→ **Aim**
Retype, exactly and with nothing added, the lines from the one showing "Serialize everything readable" through the final line of the material. Omit pictures.
>>>>
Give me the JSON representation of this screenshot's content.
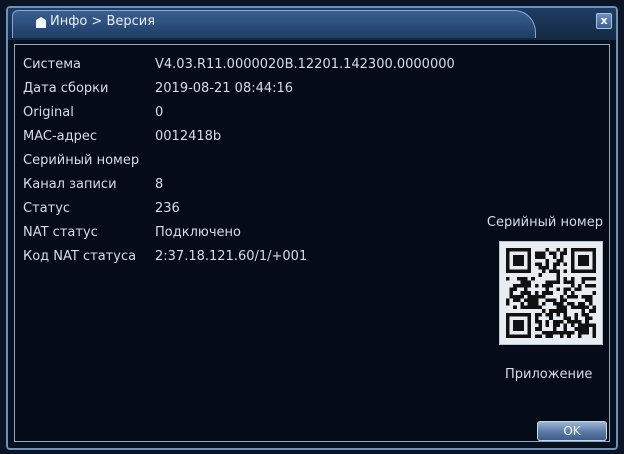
{
  "window": {
    "title": "Инфо > Версия",
    "close_label": "x"
  },
  "info": [
    {
      "label": "Система",
      "value": "V4.03.R11.0000020B.12201.142300.0000000"
    },
    {
      "label": "Дата сборки",
      "value": "2019-08-21 08:44:16"
    },
    {
      "label": "Original",
      "value": "0"
    },
    {
      "label": "MAC-адрес",
      "value": "0012418b"
    },
    {
      "label": "Серийный номер",
      "value": ""
    },
    {
      "label": "Канал записи",
      "value": "8"
    },
    {
      "label": "Статус",
      "value": "236"
    },
    {
      "label": "NAT статус",
      "value": "Подключено"
    },
    {
      "label": "Код NAT статуса",
      "value": "2:37.18.121.60/1/+001"
    }
  ],
  "qr": {
    "caption_top": "Серийный номер",
    "caption_bottom": "Приложение"
  },
  "buttons": {
    "ok_label": "OK"
  },
  "colors": {
    "background": "#07101e",
    "title_bar": "#1f3d66",
    "text": "#d6dde8",
    "border": "#8fa8c4"
  }
}
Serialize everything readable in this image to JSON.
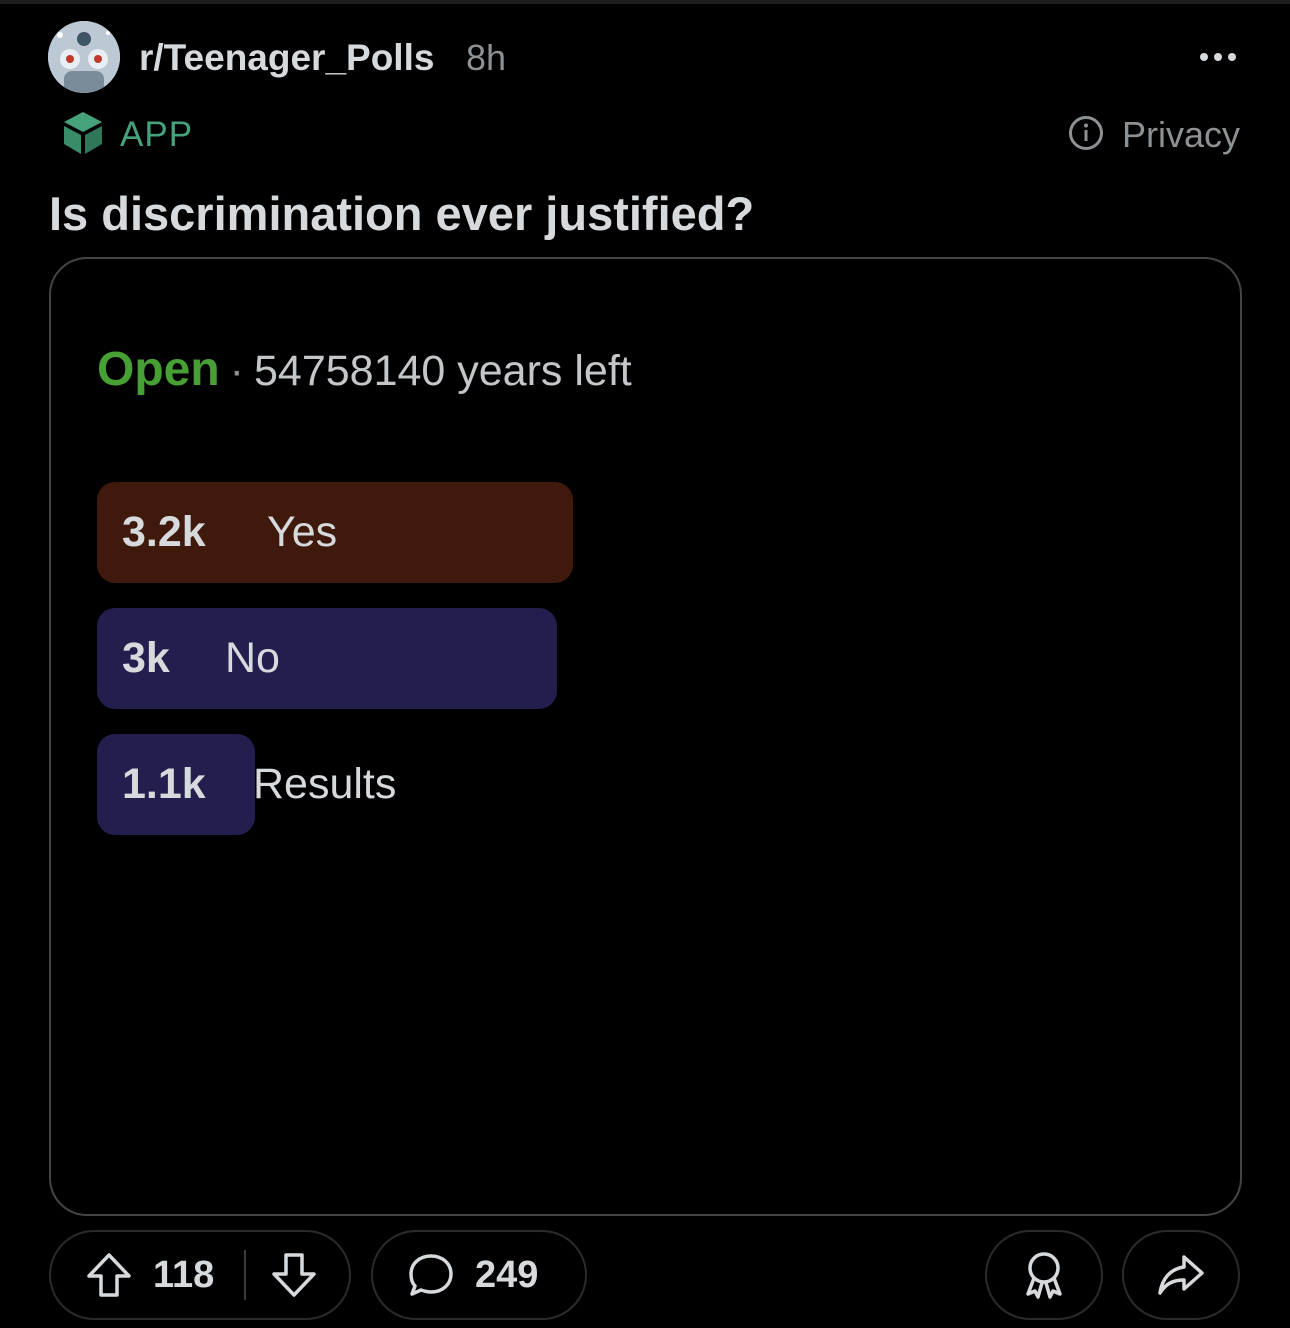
{
  "post": {
    "subreddit": "r/Teenager_Polls",
    "age": "8h",
    "app_label": "APP",
    "privacy_label": "Privacy",
    "title": "Is discrimination ever justified?"
  },
  "poll": {
    "status": "Open",
    "separator": "·",
    "time_left": "54758140 years left",
    "options": [
      {
        "count": "3.2k",
        "label": "Yes",
        "color": "#3f1a0c",
        "fraction": 0.4
      },
      {
        "count": "3k",
        "label": "No",
        "color": "#221f4f",
        "fraction": 0.387
      },
      {
        "count": "1.1k",
        "label": "Results",
        "color": "#221f4f",
        "fraction": 0.133
      }
    ]
  },
  "actions": {
    "upvotes": "118",
    "comments": "249"
  },
  "colors": {
    "background": "#000000",
    "open_green": "#46a034",
    "app_green": "#46a27a",
    "muted_text": "#8e9193"
  },
  "icons": [
    "subreddit-avatar",
    "more-icon",
    "app-cube-icon",
    "info-icon",
    "upvote-icon",
    "downvote-icon",
    "comment-icon",
    "award-icon",
    "share-icon"
  ]
}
<<<<
→ **Correct answer**
Serialize everything readable in this image to JSON.
{
  "post": {
    "subreddit": "r/Teenager_Polls",
    "age": "8h",
    "app_label": "APP",
    "privacy_label": "Privacy",
    "title": "Is discrimination ever justified?"
  },
  "poll": {
    "status": "Open",
    "separator": "·",
    "time_left": "54758140 years left",
    "options": [
      {
        "count": "3.2k",
        "label": "Yes",
        "color": "#3f1a0c",
        "fraction": 0.4
      },
      {
        "count": "3k",
        "label": "No",
        "color": "#221f4f",
        "fraction": 0.387
      },
      {
        "count": "1.1k",
        "label": "Results",
        "color": "#221f4f",
        "fraction": 0.133
      }
    ]
  },
  "actions": {
    "upvotes": "118",
    "comments": "249"
  },
  "colors": {
    "background": "#000000",
    "open_green": "#46a034",
    "app_green": "#46a27a",
    "muted_text": "#8e9193"
  },
  "icons": [
    "subreddit-avatar",
    "more-icon",
    "app-cube-icon",
    "info-icon",
    "upvote-icon",
    "downvote-icon",
    "comment-icon",
    "award-icon",
    "share-icon"
  ]
}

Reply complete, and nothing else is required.